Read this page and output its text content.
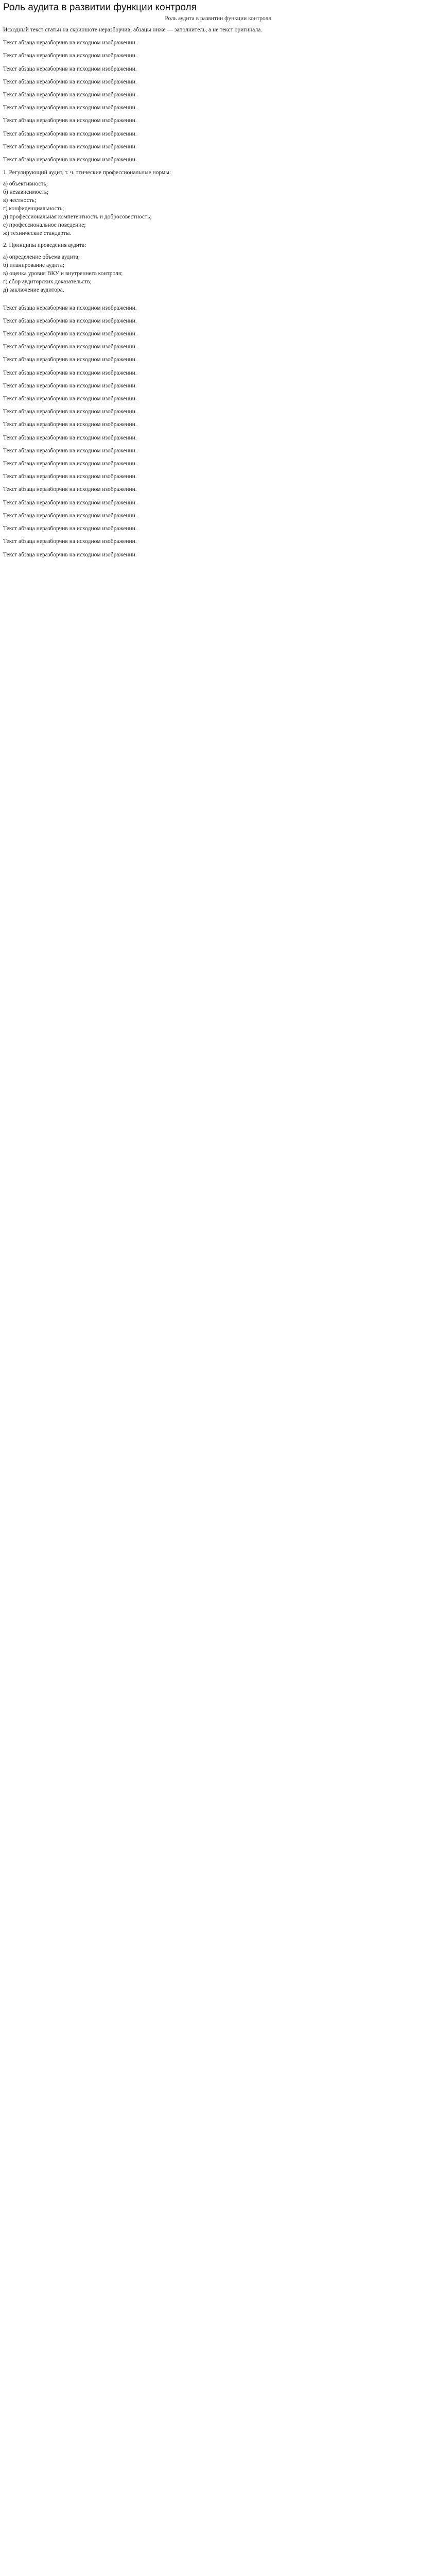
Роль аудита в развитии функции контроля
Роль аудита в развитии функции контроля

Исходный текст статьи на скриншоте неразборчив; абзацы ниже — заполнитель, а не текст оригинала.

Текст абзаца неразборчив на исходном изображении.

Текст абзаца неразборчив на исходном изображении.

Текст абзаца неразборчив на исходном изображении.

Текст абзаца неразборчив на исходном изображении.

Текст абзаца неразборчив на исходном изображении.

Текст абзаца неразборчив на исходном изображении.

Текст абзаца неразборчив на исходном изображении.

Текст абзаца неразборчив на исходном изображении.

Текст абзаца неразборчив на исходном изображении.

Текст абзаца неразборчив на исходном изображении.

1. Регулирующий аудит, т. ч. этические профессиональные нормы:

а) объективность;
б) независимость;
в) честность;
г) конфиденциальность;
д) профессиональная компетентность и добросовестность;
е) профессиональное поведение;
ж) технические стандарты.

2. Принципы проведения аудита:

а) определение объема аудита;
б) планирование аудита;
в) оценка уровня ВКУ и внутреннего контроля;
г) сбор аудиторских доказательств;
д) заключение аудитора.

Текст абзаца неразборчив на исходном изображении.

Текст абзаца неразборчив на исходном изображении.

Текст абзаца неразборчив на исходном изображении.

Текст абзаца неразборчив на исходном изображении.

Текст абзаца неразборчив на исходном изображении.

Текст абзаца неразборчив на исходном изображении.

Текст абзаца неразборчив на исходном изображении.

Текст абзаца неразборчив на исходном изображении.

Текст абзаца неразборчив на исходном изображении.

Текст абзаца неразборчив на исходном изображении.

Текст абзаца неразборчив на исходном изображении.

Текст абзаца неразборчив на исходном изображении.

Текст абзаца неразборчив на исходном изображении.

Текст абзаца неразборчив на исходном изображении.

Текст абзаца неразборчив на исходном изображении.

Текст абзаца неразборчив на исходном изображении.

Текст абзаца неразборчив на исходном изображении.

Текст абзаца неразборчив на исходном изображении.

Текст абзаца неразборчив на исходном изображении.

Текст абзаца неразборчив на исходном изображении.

########################################

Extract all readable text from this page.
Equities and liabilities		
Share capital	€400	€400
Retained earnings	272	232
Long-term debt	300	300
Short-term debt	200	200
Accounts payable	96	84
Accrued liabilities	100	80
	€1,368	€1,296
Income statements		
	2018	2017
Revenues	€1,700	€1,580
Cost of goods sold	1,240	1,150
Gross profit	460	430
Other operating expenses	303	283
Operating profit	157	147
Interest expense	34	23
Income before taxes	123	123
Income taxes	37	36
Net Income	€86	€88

########################################

• STATED PROBLEM: In the entries above, find each line with the string "text" and copy it.

• WRITTEN SOLUTION:
Read this page and output its text content.
Extract all readable text from this page.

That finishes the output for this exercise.